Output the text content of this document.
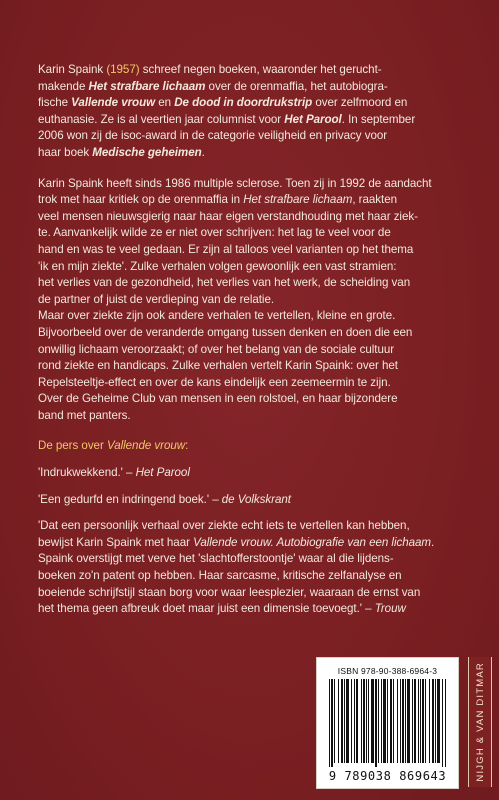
Karin Spaink (1957) schreef negen boeken, waaronder het gerucht-

makende Het strafbare lichaam over de orenmaffia, het autobiogra-

fische Vallende vrouw en De dood in doordrukstrip over zelfmoord en

euthanasie. Ze is al veertien jaar columnist voor Het Parool. In september

2006 won zij de isoc-award in de categorie veiligheid en privacy voor

haar boek Medische geheimen.

Karin Spaink heeft sinds 1986 multiple sclerose. Toen zij in 1992 de aandacht

trok met haar kritiek op de orenmaffia in Het strafbare lichaam, raakten

veel mensen nieuwsgierig naar haar eigen verstandhouding met haar ziek-

te. Aanvankelijk wilde ze er niet over schrijven: het lag te veel voor de

hand en was te veel gedaan. Er zijn al talloos veel varianten op het thema

'ik en mijn ziekte'. Zulke verhalen volgen gewoonlijk een vast stramien:

het verlies van de gezondheid, het verlies van het werk, de scheiding van

de partner of juist de verdieping van de relatie.

Maar over ziekte zijn ook andere verhalen te vertellen, kleine en grote.

Bijvoorbeeld over de veranderde omgang tussen denken en doen die een

onwillig lichaam veroorzaakt; of over het belang van de sociale cultuur

rond ziekte en handicaps. Zulke verhalen vertelt Karin Spaink: over het

Repelsteeltje-effect en over de kans eindelijk een zeemeermin te zijn.

Over de Geheime Club van mensen in een rolstoel, en haar bijzondere

band met panters.

De pers over Vallende vrouw:

'Indrukwekkend.' – Het Parool

'Een gedurfd en indringend boek.' – de Volkskrant

'Dat een persoonlijk verhaal over ziekte echt iets te vertellen kan hebben,

bewijst Karin Spaink met haar Vallende vrouw. Autobiografie van een lichaam.

Spaink overstijgt met verve het 'slachtofferstoontje' waar al die lijdens-

boeken zo'n patent op hebben. Haar sarcasme, kritische zelfanalyse en

boeiende schrijfstijl staan borg voor waar leesplezier, waaraan de ernst van

het thema geen afbreuk doet maar juist een dimensie toevoegt.' – Trouw

ISBN 978-90-388-6964-3
9 789038 869643	NIJGH & VAN DITMAR
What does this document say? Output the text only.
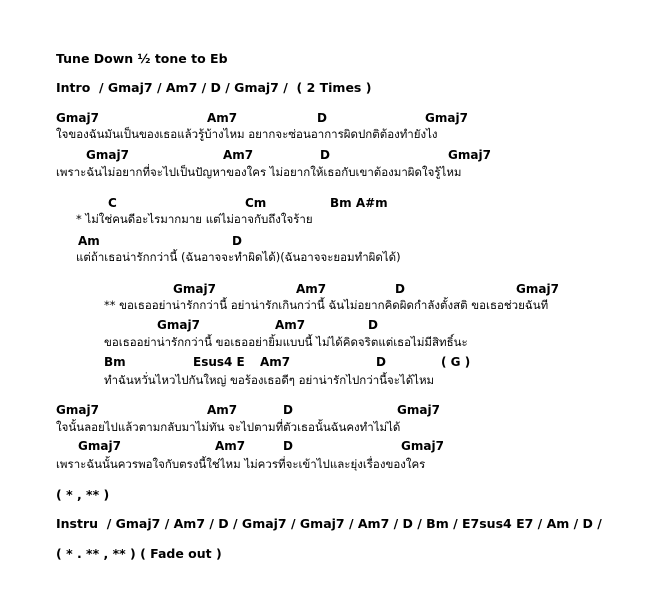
Tune Down ½ tone to Eb
Intro  / Gmaj7 / Am7 / D / Gmaj7 /  ( 2 Times )
Gmaj7	Am7	D	Gmaj7
ใจของฉันมันเป็นของเธอแล้วรู้บ้างไหม อยากจะซ่อนอาการผิดปกติต้องทำยังไง
Gmaj7	Am7	D	Gmaj7
เพราะฉันไม่อยากที่จะไปเป็นปัญหาของใคร ไม่อยากให้เธอกับเขาต้องมาผิดใจรู้ไหม
C	Cm	Bm A#m
* ไม่ใช่คนดีอะไรมากมาย แต่ไม่อาจกับถึงใจร้าย
Am	D
แต่ถ้าเธอน่ารักกว่านี้ (ฉันอาจจะทำผิดได้)(ฉันอาจจะยอมทำผิดได้)
Gmaj7	Am7	D	Gmaj7
** ขอเธออย่าน่ารักกว่านี้ อย่าน่ารักเกินกว่านี้ ฉันไม่อยากคิดผิดกำลังตั้งสติ ขอเธอช่วยฉันที
Gmaj7	Am7	D
ขอเธออย่าน่ารักกว่านี้ ขอเธออย่ายิ้มแบบนี้ ไม่ได้คิดจริตแต่เธอไม่มีสิทธิ์นะ
Bm	Esus4 E Am7	D	( G )
ทำฉันหวั่นไหวไปกันใหญ่ ขอร้องเธอดีๆ อย่าน่ารักไปกว่านี้จะได้ไหม
Gmaj7	Am7	D	Gmaj7
ใจนั้นลอยไปแล้วตามกลับมาไม่ทัน จะไปตามที่ตัวเธอนั้นฉันคงทำไม่ได้
Gmaj7	Am7	D	Gmaj7
เพราะฉันนั้นควรพอใจกับตรงนี้ใช่ไหม ไม่ควรที่จะเข้าไปและยุ่งเรื่องของใคร
( * , ** )
Instru  / Gmaj7 / Am7 / D / Gmaj7 / Gmaj7 / Am7 / D / Bm / E7sus4 E7 / Am / D /
( * . ** , ** ) ( Fade out )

------------------------

▶ [YOUR GOAL] From the records given above, copy all lines containing "vrouw".

▶ [TASK ANSWER]
fische Vallende vrouw en De dood in doordrukstrip over zelfmoord en
De pers over Vallende vrouw:
bewijst Karin Spaink met haar Vallende vrouw. Autobiografie van een lichaam.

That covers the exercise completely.